Begin
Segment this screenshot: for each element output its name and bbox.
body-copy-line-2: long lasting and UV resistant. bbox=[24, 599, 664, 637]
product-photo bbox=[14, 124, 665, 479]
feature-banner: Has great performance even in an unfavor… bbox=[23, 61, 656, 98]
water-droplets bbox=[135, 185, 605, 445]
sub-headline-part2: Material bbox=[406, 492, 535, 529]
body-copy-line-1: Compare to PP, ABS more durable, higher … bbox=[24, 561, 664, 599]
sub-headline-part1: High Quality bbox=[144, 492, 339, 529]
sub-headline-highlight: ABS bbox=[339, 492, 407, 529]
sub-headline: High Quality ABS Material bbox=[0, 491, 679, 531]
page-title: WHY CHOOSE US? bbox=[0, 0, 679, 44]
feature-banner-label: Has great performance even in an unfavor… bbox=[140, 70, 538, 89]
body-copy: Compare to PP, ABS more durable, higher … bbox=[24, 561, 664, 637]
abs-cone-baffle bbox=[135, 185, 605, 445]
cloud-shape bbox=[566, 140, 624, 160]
End
Arrange every line of the listing above as a numbered list, leaving out any blank lines.

1. Segment this screenshot: for each element output its name and bbox.
2. body-copy-line-2: long lasting and UV resistant. bbox=[24, 599, 664, 637]
3. product-photo bbox=[14, 124, 665, 479]
4. feature-banner: Has great performance even in an unfavor… bbox=[23, 61, 656, 98]
5. water-droplets bbox=[135, 185, 605, 445]
6. sub-headline-part2: Material bbox=[406, 492, 535, 529]
7. body-copy-line-1: Compare to PP, ABS more durable, higher … bbox=[24, 561, 664, 599]
8. sub-headline-part1: High Quality bbox=[144, 492, 339, 529]
9. sub-headline-highlight: ABS bbox=[339, 492, 407, 529]
10. sub-headline: High Quality ABS Material bbox=[0, 491, 679, 531]
11. page-title: WHY CHOOSE US? bbox=[0, 0, 679, 44]
12. feature-banner-label: Has great performance even in an unfavor… bbox=[140, 70, 538, 89]
13. body-copy: Compare to PP, ABS more durable, higher … bbox=[24, 561, 664, 637]
14. abs-cone-baffle bbox=[135, 185, 605, 445]
15. cloud-shape bbox=[566, 140, 624, 160]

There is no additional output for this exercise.